▸ Direction
Search the material for "note" and show all lines that contain it.

▸ Dataset records
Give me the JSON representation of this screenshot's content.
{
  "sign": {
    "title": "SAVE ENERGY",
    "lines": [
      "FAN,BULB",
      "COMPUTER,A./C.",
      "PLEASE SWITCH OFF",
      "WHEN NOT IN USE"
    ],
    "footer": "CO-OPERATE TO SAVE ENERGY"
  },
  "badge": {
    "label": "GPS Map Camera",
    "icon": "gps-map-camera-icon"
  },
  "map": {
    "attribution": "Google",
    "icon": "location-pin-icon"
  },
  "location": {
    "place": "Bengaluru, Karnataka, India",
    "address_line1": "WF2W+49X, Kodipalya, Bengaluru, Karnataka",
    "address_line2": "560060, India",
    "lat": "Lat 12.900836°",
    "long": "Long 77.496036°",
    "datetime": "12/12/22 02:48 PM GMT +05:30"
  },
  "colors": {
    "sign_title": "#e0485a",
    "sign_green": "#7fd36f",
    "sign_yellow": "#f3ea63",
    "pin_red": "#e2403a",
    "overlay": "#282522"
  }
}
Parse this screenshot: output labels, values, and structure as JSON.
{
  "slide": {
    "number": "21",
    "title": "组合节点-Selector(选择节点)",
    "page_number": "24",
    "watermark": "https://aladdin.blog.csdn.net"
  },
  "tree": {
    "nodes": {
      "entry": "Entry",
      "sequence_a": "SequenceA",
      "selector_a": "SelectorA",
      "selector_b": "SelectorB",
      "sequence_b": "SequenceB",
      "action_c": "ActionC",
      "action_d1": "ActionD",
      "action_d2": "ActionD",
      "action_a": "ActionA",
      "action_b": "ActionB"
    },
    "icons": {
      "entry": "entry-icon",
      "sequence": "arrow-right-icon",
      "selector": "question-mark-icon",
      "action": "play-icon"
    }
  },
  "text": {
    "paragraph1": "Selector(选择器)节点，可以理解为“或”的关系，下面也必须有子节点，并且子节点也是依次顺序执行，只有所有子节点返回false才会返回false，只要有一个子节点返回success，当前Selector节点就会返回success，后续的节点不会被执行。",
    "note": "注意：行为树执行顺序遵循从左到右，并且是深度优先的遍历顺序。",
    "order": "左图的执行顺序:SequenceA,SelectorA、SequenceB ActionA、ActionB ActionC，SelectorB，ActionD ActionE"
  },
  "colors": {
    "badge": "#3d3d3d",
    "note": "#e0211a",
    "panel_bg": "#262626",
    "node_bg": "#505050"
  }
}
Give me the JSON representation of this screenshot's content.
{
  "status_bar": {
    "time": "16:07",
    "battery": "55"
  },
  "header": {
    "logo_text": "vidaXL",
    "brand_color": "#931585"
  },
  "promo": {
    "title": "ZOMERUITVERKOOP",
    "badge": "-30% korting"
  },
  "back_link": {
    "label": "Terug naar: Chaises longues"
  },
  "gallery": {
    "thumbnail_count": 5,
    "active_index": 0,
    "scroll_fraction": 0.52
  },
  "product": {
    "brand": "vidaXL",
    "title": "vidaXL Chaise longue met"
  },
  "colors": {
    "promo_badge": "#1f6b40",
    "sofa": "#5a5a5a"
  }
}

▸ Full answer
    "note": "注意：行为树执行顺序遵循从左到右，并且是深度优先的遍历顺序。",
    "note": "#e0211a",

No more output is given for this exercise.